- **Aim**
Extract all of the entries and give them again, word for word.
□ □ □
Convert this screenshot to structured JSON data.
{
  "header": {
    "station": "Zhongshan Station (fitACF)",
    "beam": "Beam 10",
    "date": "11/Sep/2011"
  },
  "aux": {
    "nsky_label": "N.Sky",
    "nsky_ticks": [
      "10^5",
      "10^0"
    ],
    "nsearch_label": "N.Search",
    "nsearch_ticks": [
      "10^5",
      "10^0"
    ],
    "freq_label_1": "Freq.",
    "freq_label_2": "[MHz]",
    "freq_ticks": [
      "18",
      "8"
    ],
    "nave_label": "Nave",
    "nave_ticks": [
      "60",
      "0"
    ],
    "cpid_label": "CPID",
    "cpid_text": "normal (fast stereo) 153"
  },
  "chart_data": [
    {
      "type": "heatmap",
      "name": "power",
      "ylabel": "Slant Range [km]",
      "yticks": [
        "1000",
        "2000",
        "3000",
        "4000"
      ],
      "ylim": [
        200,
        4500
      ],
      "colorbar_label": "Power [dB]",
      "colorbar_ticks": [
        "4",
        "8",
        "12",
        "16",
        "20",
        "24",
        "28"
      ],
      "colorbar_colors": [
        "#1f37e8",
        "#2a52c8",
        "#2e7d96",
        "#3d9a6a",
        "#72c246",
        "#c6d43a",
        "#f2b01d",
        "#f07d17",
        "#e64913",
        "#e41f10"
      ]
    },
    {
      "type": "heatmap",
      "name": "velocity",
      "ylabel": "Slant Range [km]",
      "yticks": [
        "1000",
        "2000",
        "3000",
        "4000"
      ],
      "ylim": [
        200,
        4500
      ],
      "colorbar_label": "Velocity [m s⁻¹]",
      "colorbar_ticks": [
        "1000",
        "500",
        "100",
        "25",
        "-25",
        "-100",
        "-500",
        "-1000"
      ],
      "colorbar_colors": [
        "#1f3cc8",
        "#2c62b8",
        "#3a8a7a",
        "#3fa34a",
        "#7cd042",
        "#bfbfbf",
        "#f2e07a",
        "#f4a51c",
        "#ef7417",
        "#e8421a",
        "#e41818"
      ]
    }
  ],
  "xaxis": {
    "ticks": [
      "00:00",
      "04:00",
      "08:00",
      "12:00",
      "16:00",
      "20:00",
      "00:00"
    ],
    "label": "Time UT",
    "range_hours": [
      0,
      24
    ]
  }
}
□ □ □
- **Full answer**
Convert this screenshot to structured JSON data.
{
  "header": {
    "station": "Zhongshan Station (fitACF)",
    "beam": "Beam 10",
    "date": "11/Sep/2011"
  },
  "aux": {
    "nsky_label": "N.Sky",
    "nsky_ticks": [
      "10^5",
      "10^0"
    ],
    "nsearch_label": "N.Search",
    "nsearch_ticks": [
      "10^5",
      "10^0"
    ],
    "freq_label_1": "Freq.",
    "freq_label_2": "[MHz]",
    "freq_ticks": [
      "18",
      "8"
    ],
    "nave_label": "Nave",
    "nave_ticks": [
      "60",
      "0"
    ],
    "cpid_label": "CPID",
    "cpid_text": "normal (fast stereo) 153"
  },
  "chart_data": [
    {
      "type": "heatmap",
      "name": "power",
      "ylabel": "Slant Range [km]",
      "yticks": [
        "1000",
        "2000",
        "3000",
        "4000"
      ],
      "ylim": [
        200,
        4500
      ],
      "colorbar_label": "Power [dB]",
      "colorbar_ticks": [
        "4",
        "8",
        "12",
        "16",
        "20",
        "24",
        "28"
      ],
      "colorbar_colors": [
        "#1f37e8",
        "#2a52c8",
        "#2e7d96",
        "#3d9a6a",
        "#72c246",
        "#c6d43a",
        "#f2b01d",
        "#f07d17",
        "#e64913",
        "#e41f10"
      ]
    },
    {
      "type": "heatmap",
      "name": "velocity",
      "ylabel": "Slant Range [km]",
      "yticks": [
        "1000",
        "2000",
        "3000",
        "4000"
      ],
      "ylim": [
        200,
        4500
      ],
      "colorbar_label": "Velocity [m s⁻¹]",
      "colorbar_ticks": [
        "1000",
        "500",
        "100",
        "25",
        "-25",
        "-100",
        "-500",
        "-1000"
      ],
      "colorbar_colors": [
        "#1f3cc8",
        "#2c62b8",
        "#3a8a7a",
        "#3fa34a",
        "#7cd042",
        "#bfbfbf",
        "#f2e07a",
        "#f4a51c",
        "#ef7417",
        "#e8421a",
        "#e41818"
      ]
    }
  ],
  "xaxis": {
    "ticks": [
      "00:00",
      "04:00",
      "08:00",
      "12:00",
      "16:00",
      "20:00",
      "00:00"
    ],
    "label": "Time UT",
    "range_hours": [
      0,
      24
    ]
  }
}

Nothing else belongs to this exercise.